/---

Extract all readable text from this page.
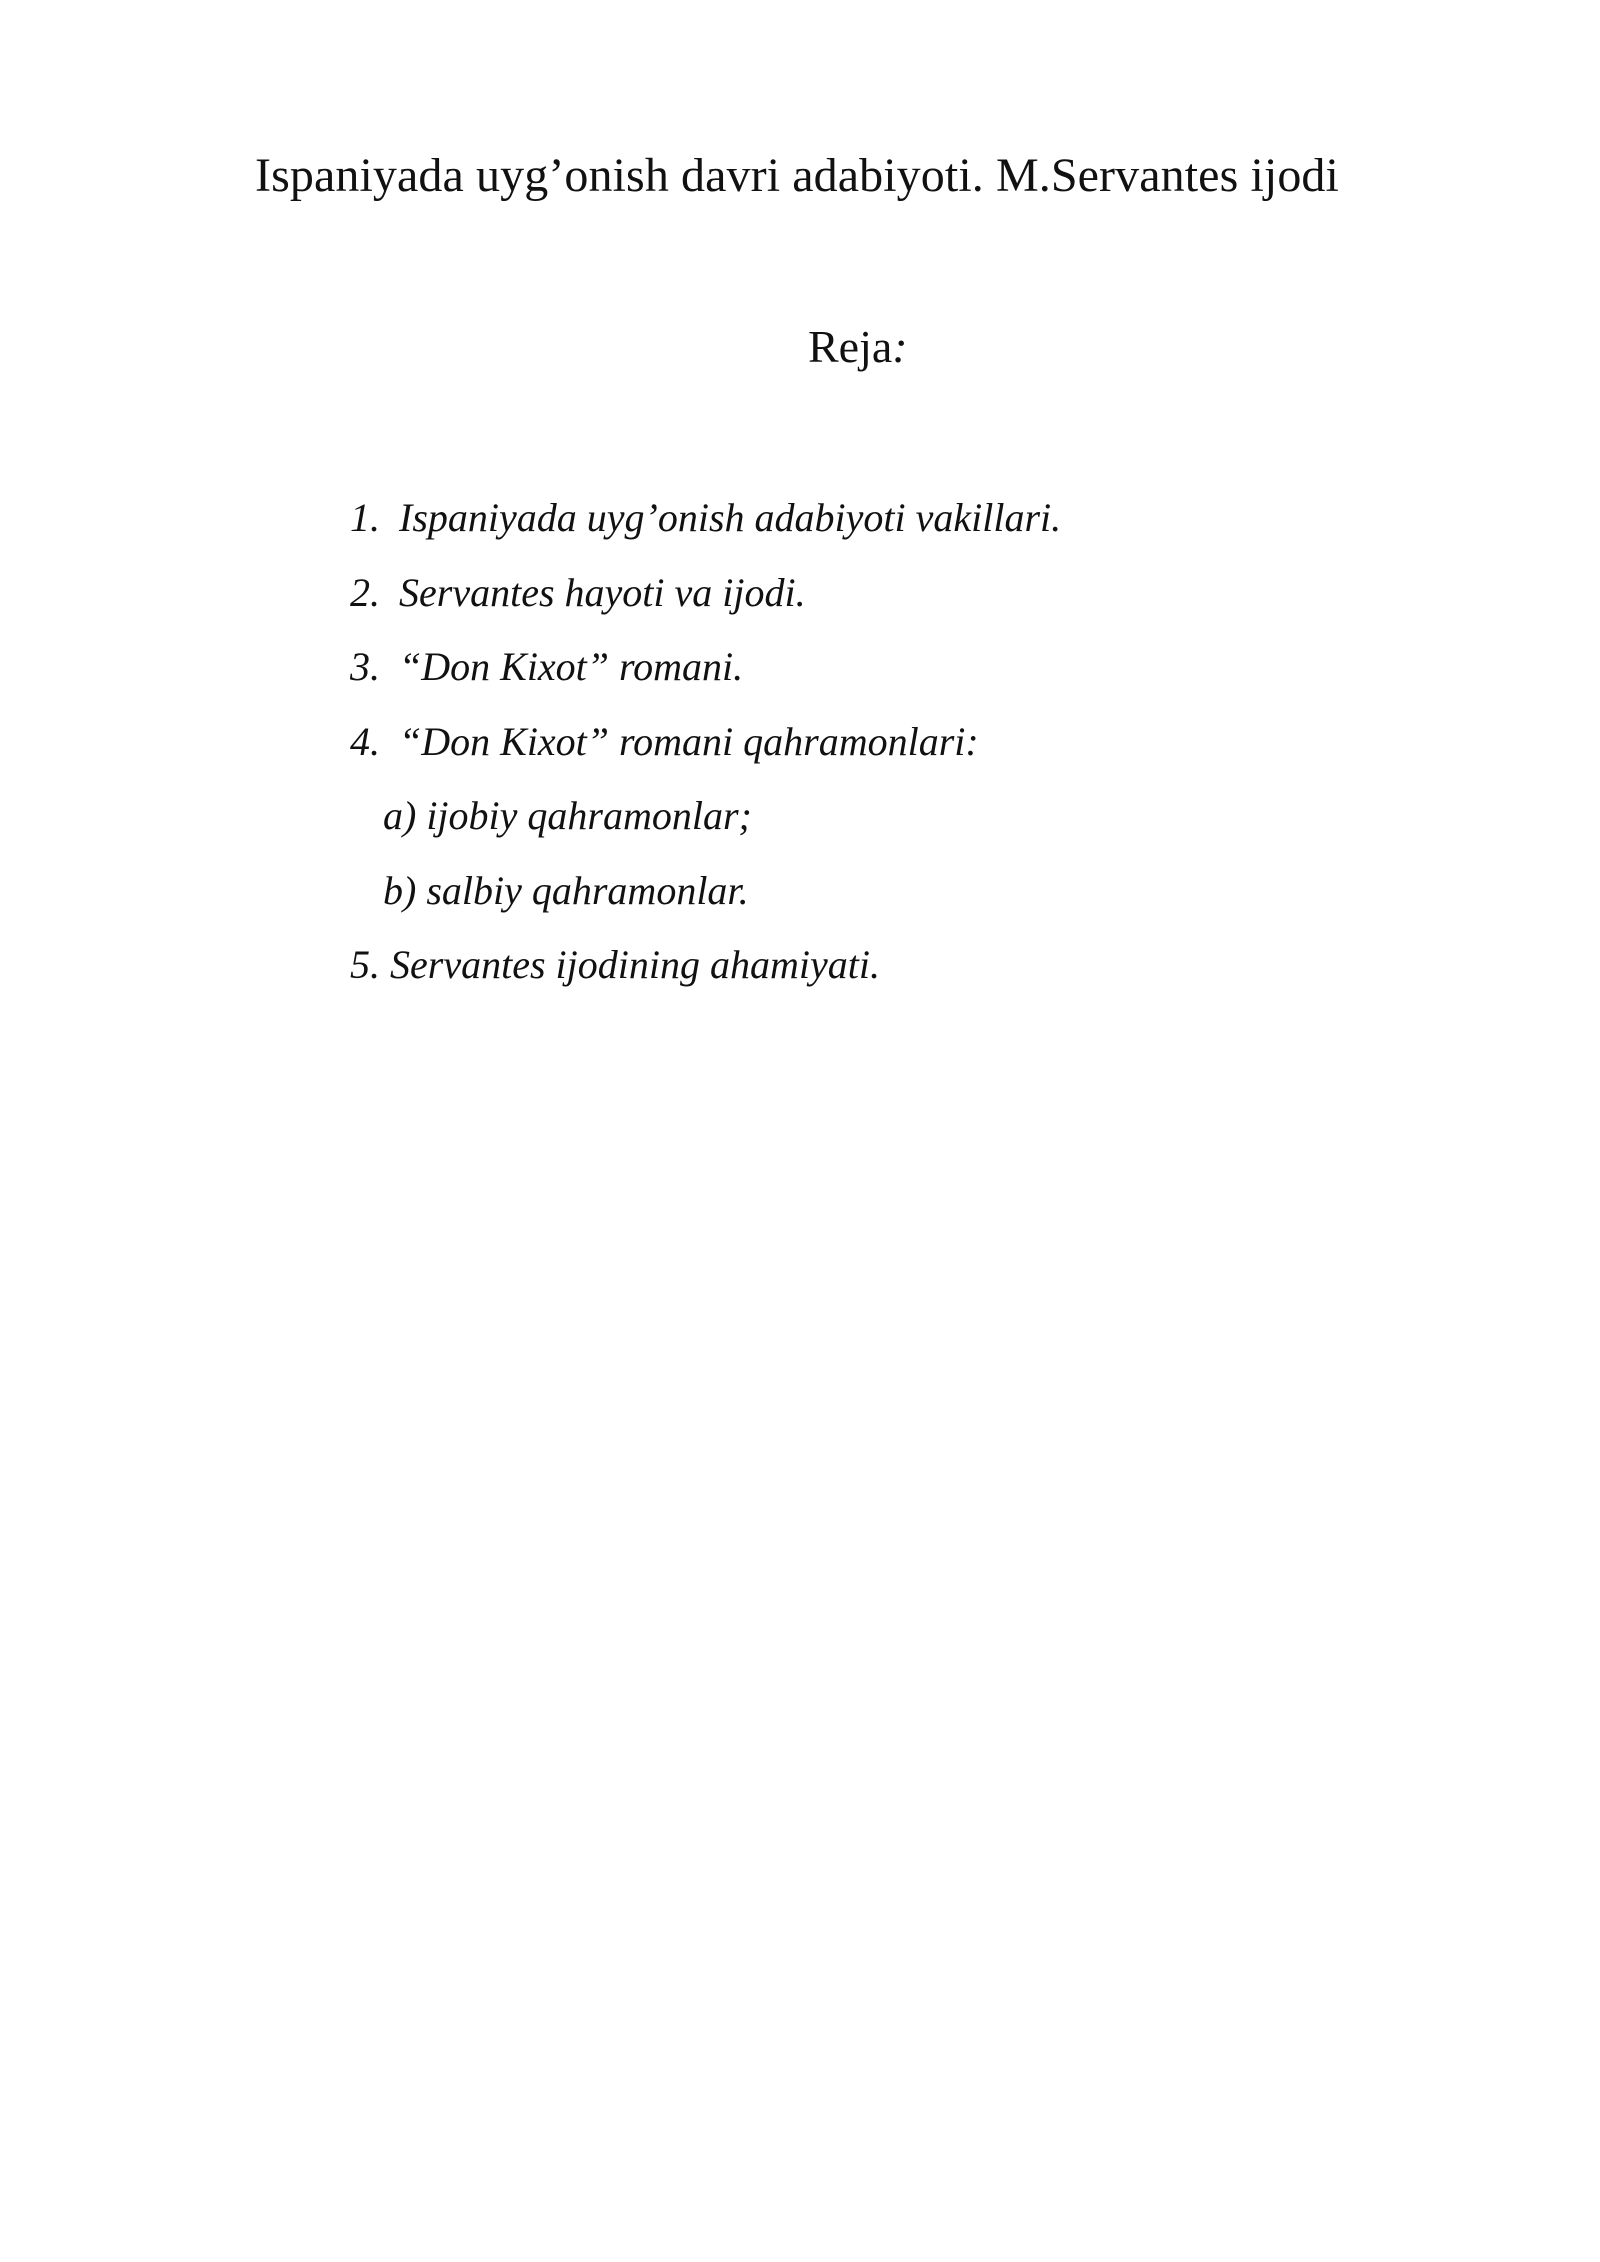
Ispaniyada uyg’onish davri adabiyoti. M.Servantes ijodi
Reja:
1. Ispaniyada uyg’onish adabiyoti vakillari.
2. Servantes hayoti va ijodi.
3. “Don Kixot” romani.
4. “Don Kixot” romani qahramonlari:
a) ijobiy qahramonlar;
b) salbiy qahramonlar.
5. Servantes ijodining ahamiyati.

\---

• **The task**
From the entries above, return each line with the word "Ispaniyada" in it.

• **Exercise answer**
Ispaniyada uyg’onish davri adabiyoti. M.Servantes ijodi
1. Ispaniyada uyg’onish adabiyoti vakillari.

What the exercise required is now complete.